Written problem: Omit every image, and transcribe the remaining entries exactly as given.

Data tied to figure images
— BEGIN —

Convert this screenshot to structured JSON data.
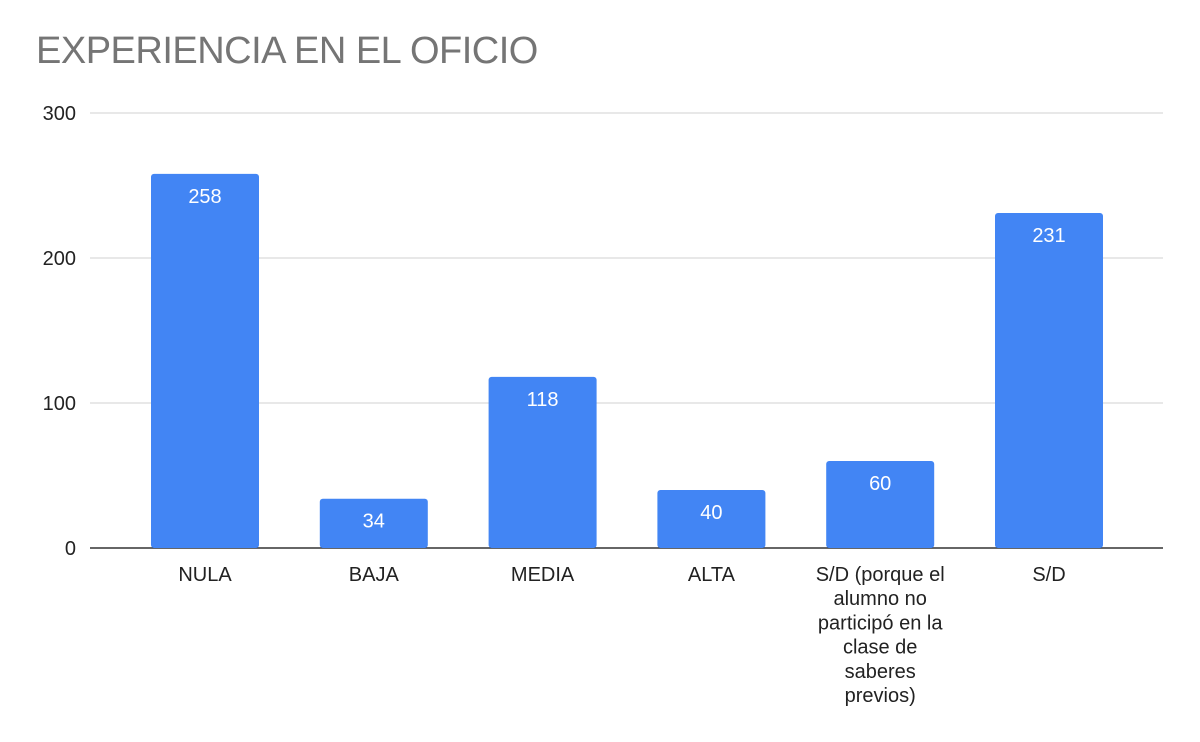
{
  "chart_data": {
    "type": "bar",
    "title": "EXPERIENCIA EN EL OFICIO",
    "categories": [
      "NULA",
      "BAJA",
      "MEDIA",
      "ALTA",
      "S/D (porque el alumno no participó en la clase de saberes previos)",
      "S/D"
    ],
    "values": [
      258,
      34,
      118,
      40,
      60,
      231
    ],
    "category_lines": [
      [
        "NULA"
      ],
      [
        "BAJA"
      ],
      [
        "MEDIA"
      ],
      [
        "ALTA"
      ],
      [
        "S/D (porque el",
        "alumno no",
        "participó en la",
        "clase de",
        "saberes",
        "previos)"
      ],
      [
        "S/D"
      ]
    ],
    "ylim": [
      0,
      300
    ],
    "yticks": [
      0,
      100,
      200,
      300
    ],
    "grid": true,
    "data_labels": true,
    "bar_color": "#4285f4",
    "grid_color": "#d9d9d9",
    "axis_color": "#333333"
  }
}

— END —

Exercise answer:
Convert this screenshot to structured JSON data.
{
  "chart_data": {
    "type": "bar",
    "title": "EXPERIENCIA EN EL OFICIO",
    "categories": [
      "NULA",
      "BAJA",
      "MEDIA",
      "ALTA",
      "S/D (porque el alumno no participó en la clase de saberes previos)",
      "S/D"
    ],
    "values": [
      258,
      34,
      118,
      40,
      60,
      231
    ],
    "category_lines": [
      [
        "NULA"
      ],
      [
        "BAJA"
      ],
      [
        "MEDIA"
      ],
      [
        "ALTA"
      ],
      [
        "S/D (porque el",
        "alumno no",
        "participó en la",
        "clase de",
        "saberes",
        "previos)"
      ],
      [
        "S/D"
      ]
    ],
    "ylim": [
      0,
      300
    ],
    "yticks": [
      0,
      100,
      200,
      300
    ],
    "grid": true,
    "data_labels": true,
    "bar_color": "#4285f4",
    "grid_color": "#d9d9d9",
    "axis_color": "#333333"
  }
}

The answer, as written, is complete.